→ **What you will do**
Find the lines below that contain the string "Faculté". Copy each one.

→ **Recorded data**
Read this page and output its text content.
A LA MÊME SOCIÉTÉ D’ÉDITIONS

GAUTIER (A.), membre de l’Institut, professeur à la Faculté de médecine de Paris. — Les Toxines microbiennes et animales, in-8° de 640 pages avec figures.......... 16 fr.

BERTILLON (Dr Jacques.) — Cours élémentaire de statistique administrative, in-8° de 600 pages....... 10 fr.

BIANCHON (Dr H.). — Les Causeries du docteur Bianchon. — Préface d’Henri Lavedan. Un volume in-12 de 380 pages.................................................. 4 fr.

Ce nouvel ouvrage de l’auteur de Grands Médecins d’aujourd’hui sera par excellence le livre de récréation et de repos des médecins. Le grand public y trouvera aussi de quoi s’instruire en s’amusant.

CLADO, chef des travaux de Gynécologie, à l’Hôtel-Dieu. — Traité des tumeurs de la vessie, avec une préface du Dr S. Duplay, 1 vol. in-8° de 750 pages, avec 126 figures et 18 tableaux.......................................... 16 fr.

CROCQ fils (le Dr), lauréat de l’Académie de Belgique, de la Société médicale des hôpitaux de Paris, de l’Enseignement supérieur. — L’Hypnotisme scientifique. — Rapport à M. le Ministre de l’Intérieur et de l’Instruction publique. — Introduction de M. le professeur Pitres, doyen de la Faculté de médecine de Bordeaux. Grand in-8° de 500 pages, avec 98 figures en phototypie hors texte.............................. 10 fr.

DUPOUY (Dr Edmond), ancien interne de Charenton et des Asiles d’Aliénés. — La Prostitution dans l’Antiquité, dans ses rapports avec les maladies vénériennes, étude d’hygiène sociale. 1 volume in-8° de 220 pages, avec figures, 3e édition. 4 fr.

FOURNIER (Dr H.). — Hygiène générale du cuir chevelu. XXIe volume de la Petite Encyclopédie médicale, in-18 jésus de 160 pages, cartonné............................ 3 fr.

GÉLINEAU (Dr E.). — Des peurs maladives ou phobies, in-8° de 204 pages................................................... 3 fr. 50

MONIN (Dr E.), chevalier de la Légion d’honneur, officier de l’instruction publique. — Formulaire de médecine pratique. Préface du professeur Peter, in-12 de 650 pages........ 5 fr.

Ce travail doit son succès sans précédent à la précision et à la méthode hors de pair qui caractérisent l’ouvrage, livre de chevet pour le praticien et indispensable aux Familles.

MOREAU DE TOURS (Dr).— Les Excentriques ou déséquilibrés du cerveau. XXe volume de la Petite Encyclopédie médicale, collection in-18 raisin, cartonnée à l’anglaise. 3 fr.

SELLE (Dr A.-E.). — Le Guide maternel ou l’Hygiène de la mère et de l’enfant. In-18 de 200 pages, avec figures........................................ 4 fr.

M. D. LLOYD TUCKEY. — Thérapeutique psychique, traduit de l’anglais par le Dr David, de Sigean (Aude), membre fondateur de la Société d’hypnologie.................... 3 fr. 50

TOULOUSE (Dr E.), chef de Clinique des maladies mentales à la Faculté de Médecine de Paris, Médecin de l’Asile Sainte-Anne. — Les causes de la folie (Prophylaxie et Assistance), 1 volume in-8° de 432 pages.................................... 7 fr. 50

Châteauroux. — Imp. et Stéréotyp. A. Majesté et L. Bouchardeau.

→ **Solution for this exercise**
GAUTIER (A.), membre de l’Institut, professeur à la Faculté de médecine de Paris. — Les Toxines microbiennes et animales, in-8° de 640 pages avec figures.......... 16 fr.
CROCQ fils (le Dr), lauréat de l’Académie de Belgique, de la Société médicale des hôpitaux de Paris, de l’Enseignement supérieur. — L’Hypnotisme scientifique. — Rapport à M. le Ministre de l’Intérieur et de l’Instruction publique. — Introduction de M. le professeur Pitres, doyen de la Faculté de médecine de Bordeaux. Grand in-8° de 500 pages, avec 98 figures en phototypie hors texte.............................. 10 fr.
TOULOUSE (Dr E.), chef de Clinique des maladies mentales à la Faculté de Médecine de Paris, Médecin de l’Asile Sainte-Anne. — Les causes de la folie (Prophylaxie et Assistance), 1 volume in-8° de 432 pages.................................... 7 fr. 50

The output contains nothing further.